WRITTEN REQUEST 1 -
In the post on financing public goods below, write out word for word the passage from "No, public goods" to "put into it.".

SOURCE EXTRACT -
START

How would Brown/Cohen/Teyssier finance public goods?

Bruce Cohen wrote:

> I can still live here in my wheelchair, but I can't sell or borrow
against the place because of the liens and the net value keeps going
down because City Hall keeps building Schools, Parks, Libraries and
Police Stations.

No, public goods tend to make the property value go up, not down. And if
the property value goes down, the ground rent goes down, and indeed may
disappear altogether. (Remember, ground rent is just the _excess_ value
of the site compared to similarly-productive land that does not benefit
from proximity to public goods.)

But yes, you cannot reap any windfall that might come from public goods
created by the surrounding community while you hold your land. Instead,
you have to be content with the natural productivity it had when you
first acquired it, plus all the improvements and production derived from
the labor you put into it.


Again, quoting from my first message this week:

"LVT retrieves the extra land value created by public services —
streets, pipes, levees, police, parks. This creates pressure to defund
public services that do not actually add value in the free market for land.

END

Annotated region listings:
START

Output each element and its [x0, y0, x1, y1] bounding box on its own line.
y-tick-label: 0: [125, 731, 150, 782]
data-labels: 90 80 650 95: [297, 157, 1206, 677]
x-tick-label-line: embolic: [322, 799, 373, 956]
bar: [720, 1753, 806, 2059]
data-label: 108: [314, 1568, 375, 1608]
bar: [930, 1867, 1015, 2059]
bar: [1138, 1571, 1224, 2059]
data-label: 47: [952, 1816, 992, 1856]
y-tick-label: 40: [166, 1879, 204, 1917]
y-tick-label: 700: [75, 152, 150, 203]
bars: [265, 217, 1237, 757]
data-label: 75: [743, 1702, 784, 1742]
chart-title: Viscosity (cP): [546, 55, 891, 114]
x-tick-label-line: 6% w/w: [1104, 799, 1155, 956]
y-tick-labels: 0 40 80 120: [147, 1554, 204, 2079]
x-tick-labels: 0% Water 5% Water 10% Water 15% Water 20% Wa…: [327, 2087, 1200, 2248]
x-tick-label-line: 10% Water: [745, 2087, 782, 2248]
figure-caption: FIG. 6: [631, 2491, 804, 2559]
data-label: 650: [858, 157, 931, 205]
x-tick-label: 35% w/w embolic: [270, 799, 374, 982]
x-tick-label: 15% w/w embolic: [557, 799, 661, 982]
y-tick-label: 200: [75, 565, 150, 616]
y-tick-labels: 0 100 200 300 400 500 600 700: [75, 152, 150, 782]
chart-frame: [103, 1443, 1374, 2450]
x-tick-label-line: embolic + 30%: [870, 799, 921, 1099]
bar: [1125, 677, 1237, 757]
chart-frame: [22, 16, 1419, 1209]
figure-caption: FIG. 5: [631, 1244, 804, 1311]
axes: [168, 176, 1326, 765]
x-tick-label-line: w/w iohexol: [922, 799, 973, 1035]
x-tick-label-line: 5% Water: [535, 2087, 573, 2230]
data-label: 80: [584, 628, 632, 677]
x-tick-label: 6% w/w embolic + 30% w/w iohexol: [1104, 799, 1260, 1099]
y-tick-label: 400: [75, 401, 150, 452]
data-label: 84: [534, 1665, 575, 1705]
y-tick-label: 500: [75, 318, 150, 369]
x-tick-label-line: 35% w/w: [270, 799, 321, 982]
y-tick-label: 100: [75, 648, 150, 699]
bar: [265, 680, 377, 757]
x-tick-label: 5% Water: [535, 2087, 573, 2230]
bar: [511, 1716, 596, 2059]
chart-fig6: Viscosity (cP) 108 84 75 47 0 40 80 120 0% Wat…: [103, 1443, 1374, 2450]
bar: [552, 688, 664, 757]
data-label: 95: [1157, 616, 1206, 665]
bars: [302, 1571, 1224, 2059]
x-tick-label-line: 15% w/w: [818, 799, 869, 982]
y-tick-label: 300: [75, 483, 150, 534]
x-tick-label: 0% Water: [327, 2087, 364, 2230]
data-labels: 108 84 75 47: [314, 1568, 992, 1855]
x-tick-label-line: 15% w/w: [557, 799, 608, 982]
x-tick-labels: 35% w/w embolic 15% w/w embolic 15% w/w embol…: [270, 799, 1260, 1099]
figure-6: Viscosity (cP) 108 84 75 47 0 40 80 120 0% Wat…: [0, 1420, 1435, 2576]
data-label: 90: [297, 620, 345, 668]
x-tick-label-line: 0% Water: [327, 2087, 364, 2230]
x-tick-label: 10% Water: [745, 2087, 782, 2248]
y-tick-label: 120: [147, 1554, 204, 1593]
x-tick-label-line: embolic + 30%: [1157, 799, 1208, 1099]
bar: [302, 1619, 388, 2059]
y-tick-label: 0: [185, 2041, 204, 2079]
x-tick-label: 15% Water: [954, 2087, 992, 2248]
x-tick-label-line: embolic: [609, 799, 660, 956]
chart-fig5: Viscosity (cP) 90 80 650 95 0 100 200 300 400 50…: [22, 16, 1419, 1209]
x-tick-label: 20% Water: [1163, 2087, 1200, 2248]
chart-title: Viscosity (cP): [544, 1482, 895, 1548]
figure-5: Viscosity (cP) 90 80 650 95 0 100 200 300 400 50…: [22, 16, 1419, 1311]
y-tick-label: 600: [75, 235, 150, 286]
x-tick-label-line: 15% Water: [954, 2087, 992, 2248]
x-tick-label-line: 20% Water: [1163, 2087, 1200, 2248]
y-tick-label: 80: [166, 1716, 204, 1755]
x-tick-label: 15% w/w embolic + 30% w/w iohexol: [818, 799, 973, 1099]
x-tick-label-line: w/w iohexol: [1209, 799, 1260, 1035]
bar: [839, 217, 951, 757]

END
START

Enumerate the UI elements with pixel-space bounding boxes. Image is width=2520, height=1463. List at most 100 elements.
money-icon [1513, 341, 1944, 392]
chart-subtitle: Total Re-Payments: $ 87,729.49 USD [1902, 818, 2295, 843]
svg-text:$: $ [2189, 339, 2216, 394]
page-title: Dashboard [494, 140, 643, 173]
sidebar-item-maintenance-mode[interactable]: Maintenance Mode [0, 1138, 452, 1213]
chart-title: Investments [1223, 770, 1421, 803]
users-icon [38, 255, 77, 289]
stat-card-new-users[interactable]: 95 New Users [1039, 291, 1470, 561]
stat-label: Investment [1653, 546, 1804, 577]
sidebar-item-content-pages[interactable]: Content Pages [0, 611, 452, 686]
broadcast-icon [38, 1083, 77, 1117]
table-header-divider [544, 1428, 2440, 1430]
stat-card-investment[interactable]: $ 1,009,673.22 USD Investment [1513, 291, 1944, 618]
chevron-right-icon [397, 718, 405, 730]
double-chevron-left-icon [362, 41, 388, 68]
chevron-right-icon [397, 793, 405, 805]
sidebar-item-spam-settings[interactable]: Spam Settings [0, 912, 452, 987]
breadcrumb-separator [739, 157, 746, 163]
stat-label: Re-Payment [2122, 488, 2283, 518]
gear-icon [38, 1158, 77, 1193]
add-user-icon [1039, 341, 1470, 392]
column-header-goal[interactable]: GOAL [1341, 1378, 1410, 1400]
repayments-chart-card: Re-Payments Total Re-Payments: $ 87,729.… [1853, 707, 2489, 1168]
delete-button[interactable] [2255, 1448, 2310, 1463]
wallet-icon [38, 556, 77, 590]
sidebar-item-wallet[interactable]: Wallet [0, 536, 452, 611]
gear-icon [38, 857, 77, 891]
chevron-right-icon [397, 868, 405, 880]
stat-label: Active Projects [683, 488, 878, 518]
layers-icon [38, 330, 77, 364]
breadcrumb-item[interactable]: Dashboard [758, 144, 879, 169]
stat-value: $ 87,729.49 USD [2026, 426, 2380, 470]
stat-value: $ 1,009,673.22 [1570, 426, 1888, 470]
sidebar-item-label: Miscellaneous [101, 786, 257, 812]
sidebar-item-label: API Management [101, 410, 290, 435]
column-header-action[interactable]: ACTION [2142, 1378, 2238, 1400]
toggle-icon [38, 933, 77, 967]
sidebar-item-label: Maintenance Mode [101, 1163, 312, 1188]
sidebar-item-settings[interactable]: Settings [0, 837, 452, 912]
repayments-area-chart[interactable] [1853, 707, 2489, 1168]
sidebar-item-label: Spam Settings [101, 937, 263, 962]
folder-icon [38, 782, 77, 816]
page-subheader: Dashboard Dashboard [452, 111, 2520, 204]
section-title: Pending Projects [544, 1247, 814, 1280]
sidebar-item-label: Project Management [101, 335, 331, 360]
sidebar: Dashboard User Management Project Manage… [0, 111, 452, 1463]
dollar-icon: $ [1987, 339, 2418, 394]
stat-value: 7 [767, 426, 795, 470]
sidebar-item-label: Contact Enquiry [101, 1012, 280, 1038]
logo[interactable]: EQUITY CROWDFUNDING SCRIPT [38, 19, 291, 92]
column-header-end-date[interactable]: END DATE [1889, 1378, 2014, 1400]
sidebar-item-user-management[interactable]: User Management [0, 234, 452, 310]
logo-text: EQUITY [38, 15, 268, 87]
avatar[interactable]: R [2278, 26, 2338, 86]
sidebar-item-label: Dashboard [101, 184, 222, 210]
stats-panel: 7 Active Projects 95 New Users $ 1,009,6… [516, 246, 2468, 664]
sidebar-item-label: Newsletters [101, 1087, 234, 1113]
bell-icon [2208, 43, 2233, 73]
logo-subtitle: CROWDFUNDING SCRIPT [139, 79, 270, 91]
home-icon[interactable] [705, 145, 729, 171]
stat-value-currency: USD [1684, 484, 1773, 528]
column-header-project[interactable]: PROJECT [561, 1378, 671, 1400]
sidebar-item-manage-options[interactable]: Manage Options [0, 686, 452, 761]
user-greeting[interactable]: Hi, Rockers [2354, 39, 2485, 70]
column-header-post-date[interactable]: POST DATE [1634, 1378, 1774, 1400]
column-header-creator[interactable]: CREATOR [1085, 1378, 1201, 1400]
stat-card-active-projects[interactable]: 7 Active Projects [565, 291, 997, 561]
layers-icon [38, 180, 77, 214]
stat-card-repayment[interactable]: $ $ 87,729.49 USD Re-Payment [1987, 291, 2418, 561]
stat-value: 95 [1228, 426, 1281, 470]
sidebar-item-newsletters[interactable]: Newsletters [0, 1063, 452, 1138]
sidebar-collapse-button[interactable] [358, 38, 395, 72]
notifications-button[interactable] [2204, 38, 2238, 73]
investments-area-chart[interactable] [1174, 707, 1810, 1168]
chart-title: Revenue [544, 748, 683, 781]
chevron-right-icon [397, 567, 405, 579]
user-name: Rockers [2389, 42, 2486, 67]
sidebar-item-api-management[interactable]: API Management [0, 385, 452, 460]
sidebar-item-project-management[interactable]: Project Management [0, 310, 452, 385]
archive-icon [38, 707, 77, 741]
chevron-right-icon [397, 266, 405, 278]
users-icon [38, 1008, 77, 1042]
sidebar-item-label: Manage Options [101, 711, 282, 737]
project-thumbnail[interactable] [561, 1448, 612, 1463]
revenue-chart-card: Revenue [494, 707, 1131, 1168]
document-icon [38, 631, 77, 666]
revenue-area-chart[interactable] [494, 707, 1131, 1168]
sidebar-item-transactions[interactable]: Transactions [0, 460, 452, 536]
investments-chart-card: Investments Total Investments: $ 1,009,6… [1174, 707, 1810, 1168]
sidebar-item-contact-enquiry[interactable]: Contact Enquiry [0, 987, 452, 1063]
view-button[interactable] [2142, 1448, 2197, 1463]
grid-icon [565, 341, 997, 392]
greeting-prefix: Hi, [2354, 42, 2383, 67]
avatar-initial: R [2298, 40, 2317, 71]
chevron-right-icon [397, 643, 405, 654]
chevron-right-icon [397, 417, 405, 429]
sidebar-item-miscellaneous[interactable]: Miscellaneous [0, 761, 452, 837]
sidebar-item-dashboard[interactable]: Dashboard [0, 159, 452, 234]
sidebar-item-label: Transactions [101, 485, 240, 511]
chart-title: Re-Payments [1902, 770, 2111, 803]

END

WRITTEN REQUEST 2 -
Return verbatim the lines of the records above from the line with "Output each element" to the line with "data-label: 75: [743, 1702, 784, 1742]", including both of those lines.

COMPLETE OUTPUT 1 -
No, public goods tend to make the property value go up, not down. And if
the property value goes down, the ground rent goes down, and indeed may
disappear altogether. (Remember, ground rent is just the _excess_ value
of the site compared to similarly-productive land that does not benefit
from proximity to public goods.)

But yes, you cannot reap any windfall that might come from public goods
created by the surrounding community while you hold your land. Instead,
you have to be content with the natural productivity it had when you
first acquired it, plus all the improvements and production derived from
the labor you put into it.

COMPLETE OUTPUT 2 -
Output each element and its [x0, y0, x1, y1] bounding box on its own line.
y-tick-label: 0: [125, 731, 150, 782]
data-labels: 90 80 650 95: [297, 157, 1206, 677]
x-tick-label-line: embolic: [322, 799, 373, 956]
bar: [720, 1753, 806, 2059]
data-label: 108: [314, 1568, 375, 1608]
bar: [930, 1867, 1015, 2059]
bar: [1138, 1571, 1224, 2059]
data-label: 47: [952, 1816, 992, 1856]
y-tick-label: 40: [166, 1879, 204, 1917]
y-tick-label: 700: [75, 152, 150, 203]
bars: [265, 217, 1237, 757]
data-label: 75: [743, 1702, 784, 1742]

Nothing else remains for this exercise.